Begin

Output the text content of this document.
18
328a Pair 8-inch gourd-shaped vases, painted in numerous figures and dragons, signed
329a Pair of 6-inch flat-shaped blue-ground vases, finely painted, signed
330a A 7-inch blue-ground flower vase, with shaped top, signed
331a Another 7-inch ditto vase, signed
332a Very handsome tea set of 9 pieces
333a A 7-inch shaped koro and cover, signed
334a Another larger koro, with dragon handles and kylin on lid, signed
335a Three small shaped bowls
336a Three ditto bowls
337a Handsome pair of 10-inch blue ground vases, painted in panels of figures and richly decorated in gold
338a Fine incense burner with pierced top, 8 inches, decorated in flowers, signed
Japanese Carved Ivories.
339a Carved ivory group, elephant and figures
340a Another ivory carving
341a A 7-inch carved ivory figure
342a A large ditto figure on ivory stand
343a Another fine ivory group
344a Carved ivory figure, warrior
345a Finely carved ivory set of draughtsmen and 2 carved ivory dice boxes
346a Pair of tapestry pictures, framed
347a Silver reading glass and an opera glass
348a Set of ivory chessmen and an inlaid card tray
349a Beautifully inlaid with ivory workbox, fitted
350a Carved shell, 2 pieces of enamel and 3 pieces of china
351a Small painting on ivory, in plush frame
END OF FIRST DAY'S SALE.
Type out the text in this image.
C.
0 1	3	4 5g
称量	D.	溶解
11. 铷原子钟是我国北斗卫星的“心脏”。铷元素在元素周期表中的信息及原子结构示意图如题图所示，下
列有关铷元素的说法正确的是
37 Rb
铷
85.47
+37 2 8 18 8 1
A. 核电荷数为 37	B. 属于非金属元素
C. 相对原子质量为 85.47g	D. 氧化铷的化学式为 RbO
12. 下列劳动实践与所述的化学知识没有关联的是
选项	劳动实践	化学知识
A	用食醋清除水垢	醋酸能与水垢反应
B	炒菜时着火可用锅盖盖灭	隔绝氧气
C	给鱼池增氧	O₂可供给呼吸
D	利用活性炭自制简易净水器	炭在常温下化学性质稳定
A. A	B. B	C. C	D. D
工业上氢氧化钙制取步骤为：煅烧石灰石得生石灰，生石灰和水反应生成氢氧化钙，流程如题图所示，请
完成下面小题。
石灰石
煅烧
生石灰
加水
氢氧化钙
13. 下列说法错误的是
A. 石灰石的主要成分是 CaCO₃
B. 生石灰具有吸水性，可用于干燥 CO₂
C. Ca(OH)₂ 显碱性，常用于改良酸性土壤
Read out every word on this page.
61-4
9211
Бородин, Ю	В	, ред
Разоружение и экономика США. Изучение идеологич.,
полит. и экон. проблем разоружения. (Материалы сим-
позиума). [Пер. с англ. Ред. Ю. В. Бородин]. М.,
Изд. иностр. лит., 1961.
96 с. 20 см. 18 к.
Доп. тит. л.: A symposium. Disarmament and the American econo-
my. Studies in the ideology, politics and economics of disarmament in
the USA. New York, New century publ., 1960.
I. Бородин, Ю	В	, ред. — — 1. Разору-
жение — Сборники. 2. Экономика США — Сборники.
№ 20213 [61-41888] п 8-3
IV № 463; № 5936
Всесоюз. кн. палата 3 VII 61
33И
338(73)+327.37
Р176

End

Lines that include the word "koro" are to be extracted from the data above.

333a A 7-inch shaped koro and cover, signed
334a Another larger koro, with dragon handles and kylin on lid, signed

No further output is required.